[Dataset records]
<<<<

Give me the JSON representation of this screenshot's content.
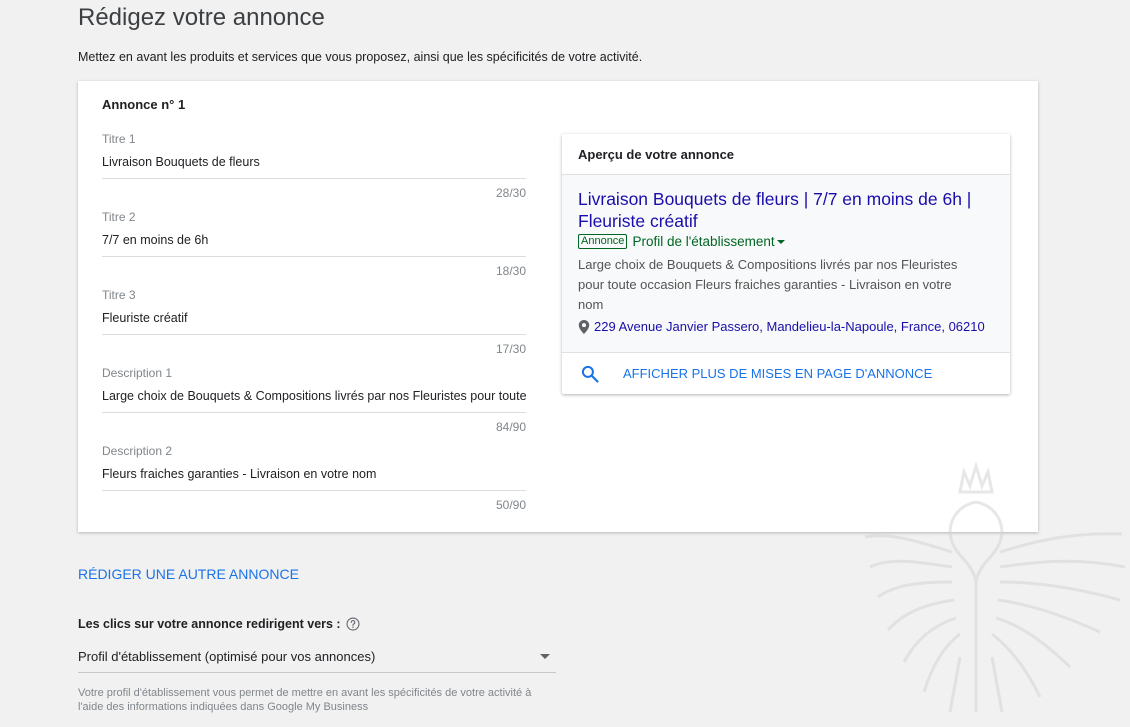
{
  "page": {
    "title": "Rédigez votre annonce",
    "subtitle": "Mettez en avant les produits et services que vous proposez, ainsi que les spécificités de votre activité."
  },
  "ad_card": {
    "title": "Annonce n° 1",
    "fields": [
      {
        "label": "Titre 1",
        "value": "Livraison Bouquets de fleurs",
        "count": "28/30"
      },
      {
        "label": "Titre 2",
        "value": "7/7 en moins de 6h",
        "count": "18/30"
      },
      {
        "label": "Titre 3",
        "value": "Fleuriste créatif",
        "count": "17/30"
      },
      {
        "label": "Description 1",
        "value": "Large choix de Bouquets & Compositions livrés par nos Fleuristes pour toute occasion",
        "count": "84/90"
      },
      {
        "label": "Description 2",
        "value": "Fleurs fraiches garanties - Livraison en votre nom",
        "count": "50/90"
      }
    ]
  },
  "preview": {
    "title": "Aperçu de votre annonce",
    "headline": "Livraison Bouquets de fleurs | 7/7 en moins de 6h | Fleuriste créatif",
    "badge": "Annonce",
    "profile_link": "Profil de l'établissement",
    "description": "Large choix de Bouquets & Compositions livrés par nos Fleuristes pour toute occasion Fleurs fraiches garanties - Livraison en votre nom",
    "address": "229 Avenue Janvier Passero, Mandelieu-la-Napoule, France, 06210",
    "more_link": "AFFICHER PLUS DE MISES EN PAGE D'ANNONCE",
    "icons": {
      "pin": "location-pin-icon",
      "search": "search-icon"
    },
    "colors": {
      "headline": "#1a0dab",
      "green": "#006621",
      "accent": "#1a73e8"
    }
  },
  "actions": {
    "add_ad": "RÉDIGER UNE AUTRE ANNONCE"
  },
  "clicks": {
    "label": "Les clics sur votre annonce redirigent vers :",
    "selected": "Profil d'établissement (optimisé pour vos annonces)",
    "helper": "Votre profil d'établissement vous permet de mettre en avant les spécificités de votre activité à l'aide des informations indiquées dans Google My Business"
  }
}
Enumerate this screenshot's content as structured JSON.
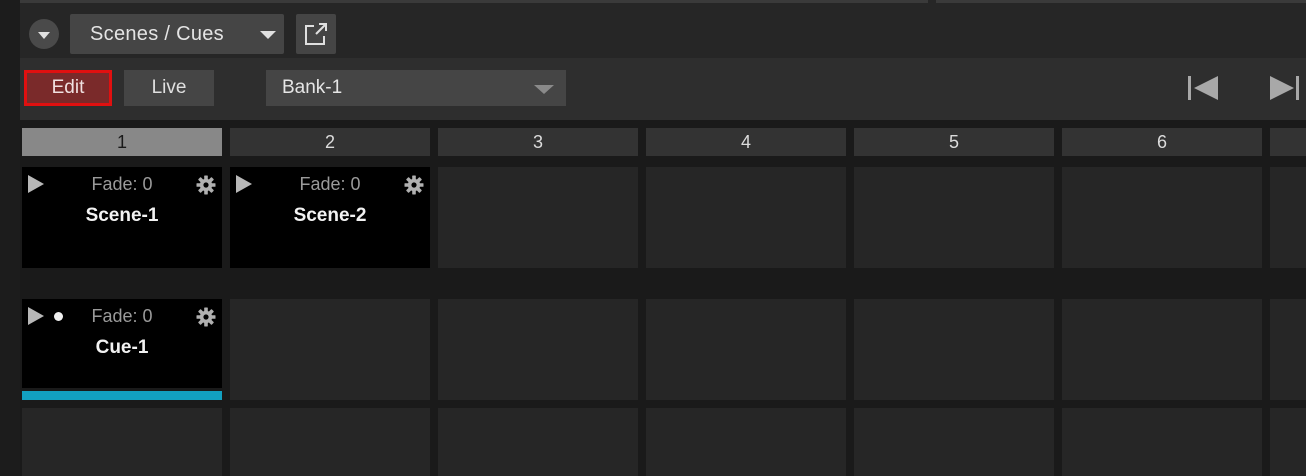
{
  "header": {
    "view_selector": "Scenes / Cues"
  },
  "toolbar": {
    "edit_label": "Edit",
    "live_label": "Live",
    "bank": "Bank-1"
  },
  "columns": [
    "1",
    "2",
    "3",
    "4",
    "5",
    "6"
  ],
  "active_column": "1",
  "scenes": [
    {
      "name": "Scene-1",
      "fade": "Fade: 0"
    },
    {
      "name": "Scene-2",
      "fade": "Fade: 0"
    }
  ],
  "cues": [
    {
      "name": "Cue-1",
      "fade": "Fade: 0"
    }
  ],
  "colors": {
    "edit_border": "#e01010",
    "edit_fill": "#7a2a2a",
    "cue_bar": "#12a0c0"
  }
}
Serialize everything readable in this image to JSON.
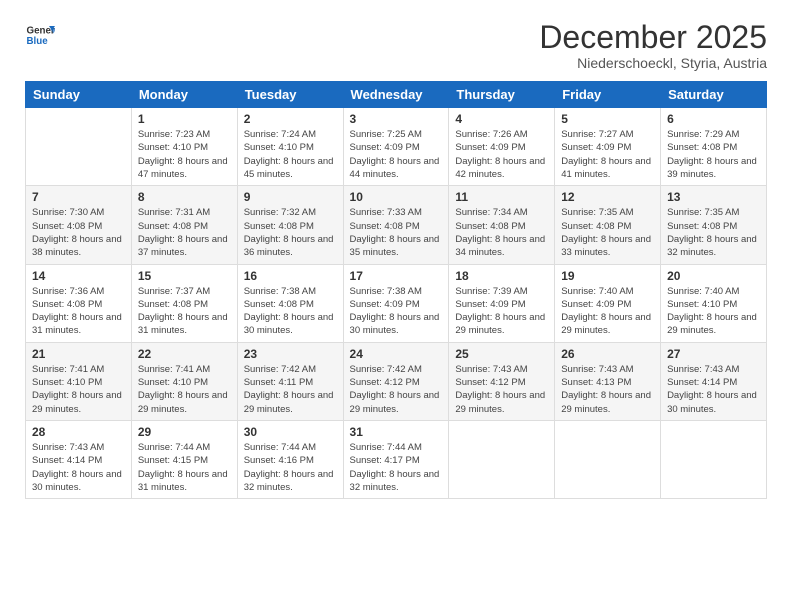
{
  "logo": {
    "line1": "General",
    "line2": "Blue"
  },
  "title": "December 2025",
  "subtitle": "Niederschoeckl, Styria, Austria",
  "days_of_week": [
    "Sunday",
    "Monday",
    "Tuesday",
    "Wednesday",
    "Thursday",
    "Friday",
    "Saturday"
  ],
  "weeks": [
    [
      {
        "day": "",
        "sunrise": "",
        "sunset": "",
        "daylight": ""
      },
      {
        "day": "1",
        "sunrise": "7:23 AM",
        "sunset": "4:10 PM",
        "daylight": "8 hours and 47 minutes."
      },
      {
        "day": "2",
        "sunrise": "7:24 AM",
        "sunset": "4:10 PM",
        "daylight": "8 hours and 45 minutes."
      },
      {
        "day": "3",
        "sunrise": "7:25 AM",
        "sunset": "4:09 PM",
        "daylight": "8 hours and 44 minutes."
      },
      {
        "day": "4",
        "sunrise": "7:26 AM",
        "sunset": "4:09 PM",
        "daylight": "8 hours and 42 minutes."
      },
      {
        "day": "5",
        "sunrise": "7:27 AM",
        "sunset": "4:09 PM",
        "daylight": "8 hours and 41 minutes."
      },
      {
        "day": "6",
        "sunrise": "7:29 AM",
        "sunset": "4:08 PM",
        "daylight": "8 hours and 39 minutes."
      }
    ],
    [
      {
        "day": "7",
        "sunrise": "7:30 AM",
        "sunset": "4:08 PM",
        "daylight": "8 hours and 38 minutes."
      },
      {
        "day": "8",
        "sunrise": "7:31 AM",
        "sunset": "4:08 PM",
        "daylight": "8 hours and 37 minutes."
      },
      {
        "day": "9",
        "sunrise": "7:32 AM",
        "sunset": "4:08 PM",
        "daylight": "8 hours and 36 minutes."
      },
      {
        "day": "10",
        "sunrise": "7:33 AM",
        "sunset": "4:08 PM",
        "daylight": "8 hours and 35 minutes."
      },
      {
        "day": "11",
        "sunrise": "7:34 AM",
        "sunset": "4:08 PM",
        "daylight": "8 hours and 34 minutes."
      },
      {
        "day": "12",
        "sunrise": "7:35 AM",
        "sunset": "4:08 PM",
        "daylight": "8 hours and 33 minutes."
      },
      {
        "day": "13",
        "sunrise": "7:35 AM",
        "sunset": "4:08 PM",
        "daylight": "8 hours and 32 minutes."
      }
    ],
    [
      {
        "day": "14",
        "sunrise": "7:36 AM",
        "sunset": "4:08 PM",
        "daylight": "8 hours and 31 minutes."
      },
      {
        "day": "15",
        "sunrise": "7:37 AM",
        "sunset": "4:08 PM",
        "daylight": "8 hours and 31 minutes."
      },
      {
        "day": "16",
        "sunrise": "7:38 AM",
        "sunset": "4:08 PM",
        "daylight": "8 hours and 30 minutes."
      },
      {
        "day": "17",
        "sunrise": "7:38 AM",
        "sunset": "4:09 PM",
        "daylight": "8 hours and 30 minutes."
      },
      {
        "day": "18",
        "sunrise": "7:39 AM",
        "sunset": "4:09 PM",
        "daylight": "8 hours and 29 minutes."
      },
      {
        "day": "19",
        "sunrise": "7:40 AM",
        "sunset": "4:09 PM",
        "daylight": "8 hours and 29 minutes."
      },
      {
        "day": "20",
        "sunrise": "7:40 AM",
        "sunset": "4:10 PM",
        "daylight": "8 hours and 29 minutes."
      }
    ],
    [
      {
        "day": "21",
        "sunrise": "7:41 AM",
        "sunset": "4:10 PM",
        "daylight": "8 hours and 29 minutes."
      },
      {
        "day": "22",
        "sunrise": "7:41 AM",
        "sunset": "4:10 PM",
        "daylight": "8 hours and 29 minutes."
      },
      {
        "day": "23",
        "sunrise": "7:42 AM",
        "sunset": "4:11 PM",
        "daylight": "8 hours and 29 minutes."
      },
      {
        "day": "24",
        "sunrise": "7:42 AM",
        "sunset": "4:12 PM",
        "daylight": "8 hours and 29 minutes."
      },
      {
        "day": "25",
        "sunrise": "7:43 AM",
        "sunset": "4:12 PM",
        "daylight": "8 hours and 29 minutes."
      },
      {
        "day": "26",
        "sunrise": "7:43 AM",
        "sunset": "4:13 PM",
        "daylight": "8 hours and 29 minutes."
      },
      {
        "day": "27",
        "sunrise": "7:43 AM",
        "sunset": "4:14 PM",
        "daylight": "8 hours and 30 minutes."
      }
    ],
    [
      {
        "day": "28",
        "sunrise": "7:43 AM",
        "sunset": "4:14 PM",
        "daylight": "8 hours and 30 minutes."
      },
      {
        "day": "29",
        "sunrise": "7:44 AM",
        "sunset": "4:15 PM",
        "daylight": "8 hours and 31 minutes."
      },
      {
        "day": "30",
        "sunrise": "7:44 AM",
        "sunset": "4:16 PM",
        "daylight": "8 hours and 32 minutes."
      },
      {
        "day": "31",
        "sunrise": "7:44 AM",
        "sunset": "4:17 PM",
        "daylight": "8 hours and 32 minutes."
      },
      {
        "day": "",
        "sunrise": "",
        "sunset": "",
        "daylight": ""
      },
      {
        "day": "",
        "sunrise": "",
        "sunset": "",
        "daylight": ""
      },
      {
        "day": "",
        "sunrise": "",
        "sunset": "",
        "daylight": ""
      }
    ]
  ]
}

>>>>

▶ _PROBLEM TO SOLVE_: All lines above with "moins" in them should be returned.

▶ _FINISHED ANSWER_:
        "value": "7/7 en moins de 6h",
    "headline": "Livraison Bouquets de fleurs | 7/7 en moins de 6h | Fleuriste créatif",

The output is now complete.